* Start DOCUMENT EXCERPT *

Tired of memorizing passwords? Manuel Blum came up with this algorithmic trick - jalcazar
http://www.networkworld.com/article/2978312/tired-of-memorizing-passwords-a-turing-award-winner-came-up-with-this-algorithmic-trick.html
======
todd8
On Sept 30, 2014 I sent two emails to Dr. Blum explaining what I believed was
the weakness with the approach he was advocating. He never responded (or
somehow I never saw a response).

Here is a snip from the first email:

Begin ---%<\------------%<\---------------------------------

As I understand it, the algorithm, expressed in Python is:

    
    
        #########################
        import sys
        from string import ascii_uppercase as alphabet
        #         ABCDEFGHIJKLMNOPQRSTUVWXYZ
        LETTER = "31415926535897932384626433"
        NUMBER = [0,2,4,6,8,1,3,5,7,9]
    
        def f(ch):
            assert ch in (alphabet + "0123456789")
            if ch in alphabet:
                return int(LETTER[alphabet.index(ch)])

* End DOCUMENT EXCERPT *

Decide whether each statement below agrees with the forum thread above, answering yes or no and quoting the exact words of the thread that settle it.
1. The commenter sent two emails to Dr. Blum on Sept 30, 2014.
2. Dr. Blum replied to the commenter's emails.
3. In the Python code, the list NUMBER begins with 1.

* Start MATERIAL SUPPLIED *

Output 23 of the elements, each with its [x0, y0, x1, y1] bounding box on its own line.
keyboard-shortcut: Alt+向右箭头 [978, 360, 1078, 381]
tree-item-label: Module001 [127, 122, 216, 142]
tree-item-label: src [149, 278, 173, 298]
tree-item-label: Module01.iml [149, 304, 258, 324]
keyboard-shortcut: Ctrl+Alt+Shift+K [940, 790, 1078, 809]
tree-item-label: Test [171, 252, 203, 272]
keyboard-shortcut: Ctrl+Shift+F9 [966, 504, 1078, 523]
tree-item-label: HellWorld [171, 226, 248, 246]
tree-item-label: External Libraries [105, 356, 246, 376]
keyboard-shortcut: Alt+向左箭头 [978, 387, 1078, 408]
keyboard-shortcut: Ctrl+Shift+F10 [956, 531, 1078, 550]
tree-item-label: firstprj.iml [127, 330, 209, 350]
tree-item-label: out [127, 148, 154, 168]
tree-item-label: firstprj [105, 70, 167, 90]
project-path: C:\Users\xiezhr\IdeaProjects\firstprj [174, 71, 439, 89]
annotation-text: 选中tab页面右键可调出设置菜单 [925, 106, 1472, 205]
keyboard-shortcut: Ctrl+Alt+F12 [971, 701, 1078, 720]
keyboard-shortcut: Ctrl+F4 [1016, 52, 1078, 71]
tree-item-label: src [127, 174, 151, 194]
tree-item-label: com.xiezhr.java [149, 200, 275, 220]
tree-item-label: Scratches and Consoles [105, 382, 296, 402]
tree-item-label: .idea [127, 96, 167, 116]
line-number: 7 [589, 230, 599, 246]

* End MATERIAL SUPPLIED *

• [EXERCISE OUTPUT]:
1. Yes: "On Sept 30, 2014 I sent two emails to Dr. Blum"
2. No: "He never responded (or somehow I never saw a response)."
3. No: "NUMBER = [0,2,4,6,8,1,3,5,7,9]"